* [WORK INSTRUCTIONS] Restate every line of the material, word for word.

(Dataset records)
::::::::::
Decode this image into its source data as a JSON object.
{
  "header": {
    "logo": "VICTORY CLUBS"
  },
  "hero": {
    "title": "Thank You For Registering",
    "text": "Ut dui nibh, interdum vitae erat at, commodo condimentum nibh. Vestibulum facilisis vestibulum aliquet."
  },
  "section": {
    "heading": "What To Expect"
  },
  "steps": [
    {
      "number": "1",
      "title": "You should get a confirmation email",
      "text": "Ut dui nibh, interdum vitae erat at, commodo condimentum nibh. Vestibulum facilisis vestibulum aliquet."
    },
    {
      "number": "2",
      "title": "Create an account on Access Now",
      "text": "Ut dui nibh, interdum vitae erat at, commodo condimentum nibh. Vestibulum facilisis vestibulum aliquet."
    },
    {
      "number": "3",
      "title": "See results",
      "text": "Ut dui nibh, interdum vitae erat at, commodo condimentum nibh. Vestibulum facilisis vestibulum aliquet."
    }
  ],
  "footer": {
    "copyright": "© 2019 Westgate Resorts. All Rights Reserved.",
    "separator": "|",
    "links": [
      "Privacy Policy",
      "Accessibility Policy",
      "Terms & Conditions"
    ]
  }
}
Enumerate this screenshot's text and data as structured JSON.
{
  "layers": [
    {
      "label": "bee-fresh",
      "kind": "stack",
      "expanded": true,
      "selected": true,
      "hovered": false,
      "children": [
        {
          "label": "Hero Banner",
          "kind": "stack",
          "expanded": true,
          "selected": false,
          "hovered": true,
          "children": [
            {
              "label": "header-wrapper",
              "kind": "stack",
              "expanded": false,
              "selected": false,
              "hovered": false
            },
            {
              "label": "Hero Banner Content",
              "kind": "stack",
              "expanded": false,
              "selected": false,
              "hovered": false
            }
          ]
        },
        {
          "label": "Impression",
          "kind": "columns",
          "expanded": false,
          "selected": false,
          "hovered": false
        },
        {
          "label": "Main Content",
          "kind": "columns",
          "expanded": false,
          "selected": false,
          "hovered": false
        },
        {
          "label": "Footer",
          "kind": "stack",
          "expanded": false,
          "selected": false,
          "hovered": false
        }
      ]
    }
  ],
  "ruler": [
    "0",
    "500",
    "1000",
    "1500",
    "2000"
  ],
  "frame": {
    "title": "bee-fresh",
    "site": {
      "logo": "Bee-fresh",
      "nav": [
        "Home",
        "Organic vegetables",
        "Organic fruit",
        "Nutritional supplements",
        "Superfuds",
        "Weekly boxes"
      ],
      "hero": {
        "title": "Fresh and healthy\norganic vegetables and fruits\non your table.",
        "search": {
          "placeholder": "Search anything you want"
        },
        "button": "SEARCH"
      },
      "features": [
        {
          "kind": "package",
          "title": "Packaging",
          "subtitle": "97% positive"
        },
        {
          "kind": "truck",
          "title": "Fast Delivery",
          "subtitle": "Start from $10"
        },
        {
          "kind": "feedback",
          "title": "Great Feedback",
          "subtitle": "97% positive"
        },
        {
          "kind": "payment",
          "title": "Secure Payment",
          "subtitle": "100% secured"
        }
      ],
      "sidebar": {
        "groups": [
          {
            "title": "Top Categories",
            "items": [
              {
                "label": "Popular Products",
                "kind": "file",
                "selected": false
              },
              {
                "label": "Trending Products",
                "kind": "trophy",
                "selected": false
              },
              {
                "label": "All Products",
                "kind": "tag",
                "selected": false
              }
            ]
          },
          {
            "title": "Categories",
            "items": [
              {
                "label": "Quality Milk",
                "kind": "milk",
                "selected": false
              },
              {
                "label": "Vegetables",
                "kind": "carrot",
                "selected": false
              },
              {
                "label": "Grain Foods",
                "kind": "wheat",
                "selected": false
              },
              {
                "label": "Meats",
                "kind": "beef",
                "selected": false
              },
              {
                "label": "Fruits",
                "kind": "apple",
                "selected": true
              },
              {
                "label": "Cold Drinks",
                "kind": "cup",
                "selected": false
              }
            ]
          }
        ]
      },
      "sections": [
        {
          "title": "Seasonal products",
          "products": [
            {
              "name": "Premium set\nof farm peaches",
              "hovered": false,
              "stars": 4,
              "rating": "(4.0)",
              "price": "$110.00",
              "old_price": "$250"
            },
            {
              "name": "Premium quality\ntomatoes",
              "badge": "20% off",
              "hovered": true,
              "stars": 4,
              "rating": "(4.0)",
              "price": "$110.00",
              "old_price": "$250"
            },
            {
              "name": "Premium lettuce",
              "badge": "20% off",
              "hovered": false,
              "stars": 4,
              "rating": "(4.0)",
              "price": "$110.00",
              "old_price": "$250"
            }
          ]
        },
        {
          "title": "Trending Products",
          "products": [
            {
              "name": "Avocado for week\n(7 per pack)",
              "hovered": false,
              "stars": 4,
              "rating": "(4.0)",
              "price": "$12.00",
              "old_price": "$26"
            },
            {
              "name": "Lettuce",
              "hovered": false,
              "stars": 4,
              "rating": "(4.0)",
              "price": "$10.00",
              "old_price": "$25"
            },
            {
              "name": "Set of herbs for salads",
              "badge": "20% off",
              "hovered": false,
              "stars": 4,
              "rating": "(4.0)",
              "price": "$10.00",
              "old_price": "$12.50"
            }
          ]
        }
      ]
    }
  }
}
::::::::::
* [ANSWER]
Decode this image into its source data as a JSON object.
{
  "header": {
    "logo": "VICTORY CLUBS"
  },
  "hero": {
    "title": "Thank You For Registering",
    "text": "Ut dui nibh, interdum vitae erat at, commodo condimentum nibh. Vestibulum facilisis vestibulum aliquet."
  },
  "section": {
    "heading": "What To Expect"
  },
  "steps": [
    {
      "number": "1",
      "title": "You should get a confirmation email",
      "text": "Ut dui nibh, interdum vitae erat at, commodo condimentum nibh. Vestibulum facilisis vestibulum aliquet."
    },
    {
      "number": "2",
      "title": "Create an account on Access Now",
      "text": "Ut dui nibh, interdum vitae erat at, commodo condimentum nibh. Vestibulum facilisis vestibulum aliquet."
    },
    {
      "number": "3",
      "title": "See results",
      "text": "Ut dui nibh, interdum vitae erat at, commodo condimentum nibh. Vestibulum facilisis vestibulum aliquet."
    }
  ],
  "footer": {
    "copyright": "© 2019 Westgate Resorts. All Rights Reserved.",
    "separator": "|",
    "links": [
      "Privacy Policy",
      "Accessibility Policy",
      "Terms & Conditions"
    ]
  }
}
Enumerate this screenshot's text and data as structured JSON.
{
  "layers": [
    {
      "label": "bee-fresh",
      "kind": "stack",
      "expanded": true,
      "selected": true,
      "hovered": false,
      "children": [
        {
          "label": "Hero Banner",
          "kind": "stack",
          "expanded": true,
          "selected": false,
          "hovered": true,
          "children": [
            {
              "label": "header-wrapper",
              "kind": "stack",
              "expanded": false,
              "selected": false,
              "hovered": false
            },
            {
              "label": "Hero Banner Content",
              "kind": "stack",
              "expanded": false,
              "selected": false,
              "hovered": false
            }
          ]
        },
        {
          "label": "Impression",
          "kind": "columns",
          "expanded": false,
          "selected": false,
          "hovered": false
        },
        {
          "label": "Main Content",
          "kind": "columns",
          "expanded": false,
          "selected": false,
          "hovered": false
        },
        {
          "label": "Footer",
          "kind": "stack",
          "expanded": false,
          "selected": false,
          "hovered": false
        }
      ]
    }
  ],
  "ruler": [
    "0",
    "500",
    "1000",
    "1500",
    "2000"
  ],
  "frame": {
    "title": "bee-fresh",
    "site": {
      "logo": "Bee-fresh",
      "nav": [
        "Home",
        "Organic vegetables",
        "Organic fruit",
        "Nutritional supplements",
        "Superfuds",
        "Weekly boxes"
      ],
      "hero": {
        "title": "Fresh and healthy\norganic vegetables and fruits\non your table.",
        "search": {
          "placeholder": "Search anything you want"
        },
        "button": "SEARCH"
      },
      "features": [
        {
          "kind": "package",
          "title": "Packaging",
          "subtitle": "97% positive"
        },
        {
          "kind": "truck",
          "title": "Fast Delivery",
          "subtitle": "Start from $10"
        },
        {
          "kind": "feedback",
          "title": "Great Feedback",
          "subtitle": "97% positive"
        },
        {
          "kind": "payment",
          "title": "Secure Payment",
          "subtitle": "100% secured"
        }
      ],
      "sidebar": {
        "groups": [
          {
            "title": "Top Categories",
            "items": [
              {
                "label": "Popular Products",
                "kind": "file",
                "selected": false
              },
              {
                "label": "Trending Products",
                "kind": "trophy",
                "selected": false
              },
              {
                "label": "All Products",
                "kind": "tag",
                "selected": false
              }
            ]
          },
          {
            "title": "Categories",
            "items": [
              {
                "label": "Quality Milk",
                "kind": "milk",
                "selected": false
              },
              {
                "label": "Vegetables",
                "kind": "carrot",
                "selected": false
              },
              {
                "label": "Grain Foods",
                "kind": "wheat",
                "selected": false
              },
              {
                "label": "Meats",
                "kind": "beef",
                "selected": false
              },
              {
                "label": "Fruits",
                "kind": "apple",
                "selected": true
              },
              {
                "label": "Cold Drinks",
                "kind": "cup",
                "selected": false
              }
            ]
          }
        ]
      },
      "sections": [
        {
          "title": "Seasonal products",
          "products": [
            {
              "name": "Premium set\nof farm peaches",
              "hovered": false,
              "stars": 4,
              "rating": "(4.0)",
              "price": "$110.00",
              "old_price": "$250"
            },
            {
              "name": "Premium quality\ntomatoes",
              "badge": "20% off",
              "hovered": true,
              "stars": 4,
              "rating": "(4.0)",
              "price": "$110.00",
              "old_price": "$250"
            },
            {
              "name": "Premium lettuce",
              "badge": "20% off",
              "hovered": false,
              "stars": 4,
              "rating": "(4.0)",
              "price": "$110.00",
              "old_price": "$250"
            }
          ]
        },
        {
          "title": "Trending Products",
          "products": [
            {
              "name": "Avocado for week\n(7 per pack)",
              "hovered": false,
              "stars": 4,
              "rating": "(4.0)",
              "price": "$12.00",
              "old_price": "$26"
            },
            {
              "name": "Lettuce",
              "hovered": false,
              "stars": 4,
              "rating": "(4.0)",
              "price": "$10.00",
              "old_price": "$25"
            },
            {
              "name": "Set of herbs for salads",
              "badge": "20% off",
              "hovered": false,
              "stars": 4,
              "rating": "(4.0)",
              "price": "$10.00",
              "old_price": "$12.50"
            }
          ]
        }
      ]
    }
  }
}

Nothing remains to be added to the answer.